■ What to produce
Each line in the entries below that holds the string "lengua" is to be listed.

Stored data
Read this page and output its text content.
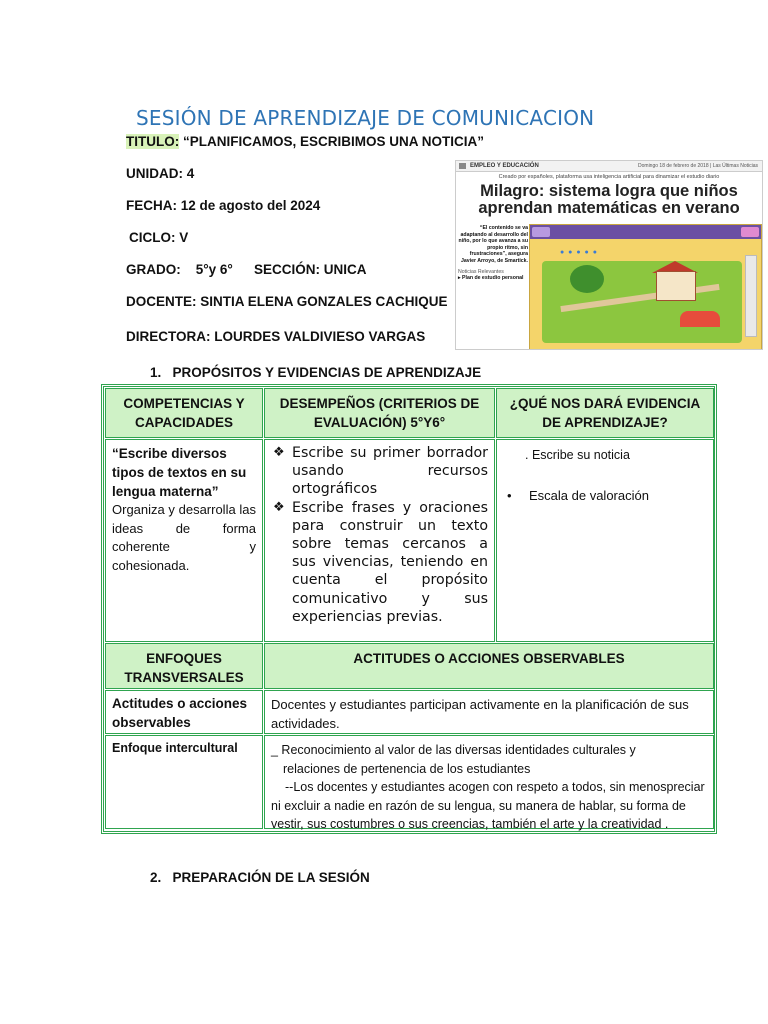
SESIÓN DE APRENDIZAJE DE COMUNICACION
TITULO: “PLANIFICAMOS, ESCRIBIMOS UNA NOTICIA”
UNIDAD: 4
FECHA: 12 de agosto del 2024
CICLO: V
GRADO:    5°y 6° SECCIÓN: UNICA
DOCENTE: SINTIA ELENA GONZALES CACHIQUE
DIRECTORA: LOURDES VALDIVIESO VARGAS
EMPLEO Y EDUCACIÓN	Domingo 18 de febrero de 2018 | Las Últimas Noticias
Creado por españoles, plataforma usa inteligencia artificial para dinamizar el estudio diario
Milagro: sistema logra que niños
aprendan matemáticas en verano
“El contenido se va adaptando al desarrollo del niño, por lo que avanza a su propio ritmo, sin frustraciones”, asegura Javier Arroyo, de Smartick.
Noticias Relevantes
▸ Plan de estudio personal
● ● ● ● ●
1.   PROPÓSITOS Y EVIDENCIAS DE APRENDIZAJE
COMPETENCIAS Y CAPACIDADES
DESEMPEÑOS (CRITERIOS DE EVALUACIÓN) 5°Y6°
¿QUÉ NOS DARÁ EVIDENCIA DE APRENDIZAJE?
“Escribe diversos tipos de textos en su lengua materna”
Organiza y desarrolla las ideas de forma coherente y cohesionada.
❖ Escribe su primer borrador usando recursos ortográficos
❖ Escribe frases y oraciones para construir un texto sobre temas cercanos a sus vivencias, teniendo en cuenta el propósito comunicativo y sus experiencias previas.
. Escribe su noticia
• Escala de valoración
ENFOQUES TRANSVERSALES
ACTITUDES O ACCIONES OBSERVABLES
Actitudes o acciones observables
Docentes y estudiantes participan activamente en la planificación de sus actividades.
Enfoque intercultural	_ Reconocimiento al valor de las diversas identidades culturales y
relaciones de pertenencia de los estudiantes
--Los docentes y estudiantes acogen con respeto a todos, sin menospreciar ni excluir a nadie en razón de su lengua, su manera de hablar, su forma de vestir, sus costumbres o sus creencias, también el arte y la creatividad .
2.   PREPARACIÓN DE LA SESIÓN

--

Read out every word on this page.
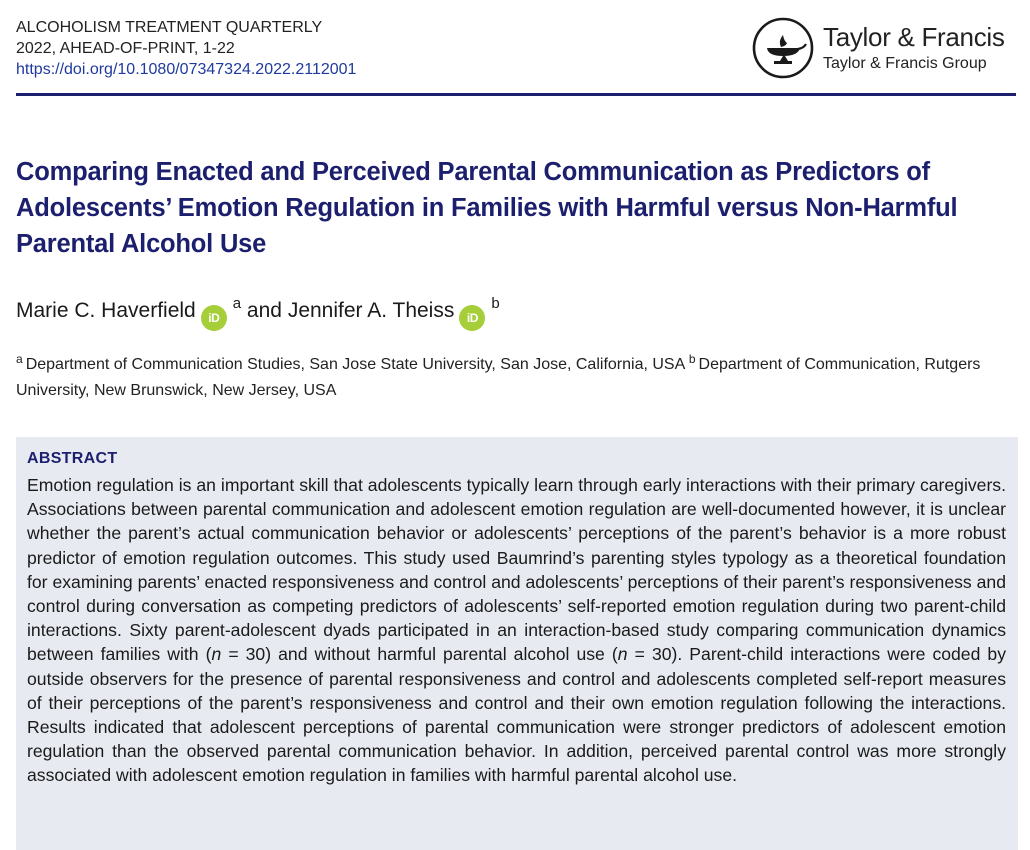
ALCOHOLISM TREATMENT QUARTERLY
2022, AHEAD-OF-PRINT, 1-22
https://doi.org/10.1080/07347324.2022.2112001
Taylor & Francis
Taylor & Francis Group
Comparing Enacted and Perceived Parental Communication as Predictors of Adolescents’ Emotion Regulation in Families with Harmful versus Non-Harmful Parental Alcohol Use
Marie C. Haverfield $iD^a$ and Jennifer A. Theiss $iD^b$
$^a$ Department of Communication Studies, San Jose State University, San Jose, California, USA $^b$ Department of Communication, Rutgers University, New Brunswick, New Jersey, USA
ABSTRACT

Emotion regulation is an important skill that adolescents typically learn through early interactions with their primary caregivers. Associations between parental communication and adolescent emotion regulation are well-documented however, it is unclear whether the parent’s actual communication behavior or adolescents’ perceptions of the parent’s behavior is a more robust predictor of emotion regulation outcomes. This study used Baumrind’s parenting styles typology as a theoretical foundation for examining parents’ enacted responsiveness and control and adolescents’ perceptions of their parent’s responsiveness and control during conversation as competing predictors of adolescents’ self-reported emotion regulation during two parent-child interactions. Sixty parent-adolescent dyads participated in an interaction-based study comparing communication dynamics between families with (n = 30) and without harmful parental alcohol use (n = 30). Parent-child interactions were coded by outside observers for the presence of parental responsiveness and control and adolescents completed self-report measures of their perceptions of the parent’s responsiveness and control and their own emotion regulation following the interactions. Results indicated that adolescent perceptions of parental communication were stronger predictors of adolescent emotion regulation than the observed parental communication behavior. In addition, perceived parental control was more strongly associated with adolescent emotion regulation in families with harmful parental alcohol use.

■ Output for this exercise
“Escribe diversos tipos de textos en su lengua materna”
--Los docentes y estudiantes acogen con respeto a todos, sin menospreciar ni excluir a nadie en razón de su lengua, su manera de hablar, su forma de vestir, sus costumbres o sus creencias, también el arte y la creatividad .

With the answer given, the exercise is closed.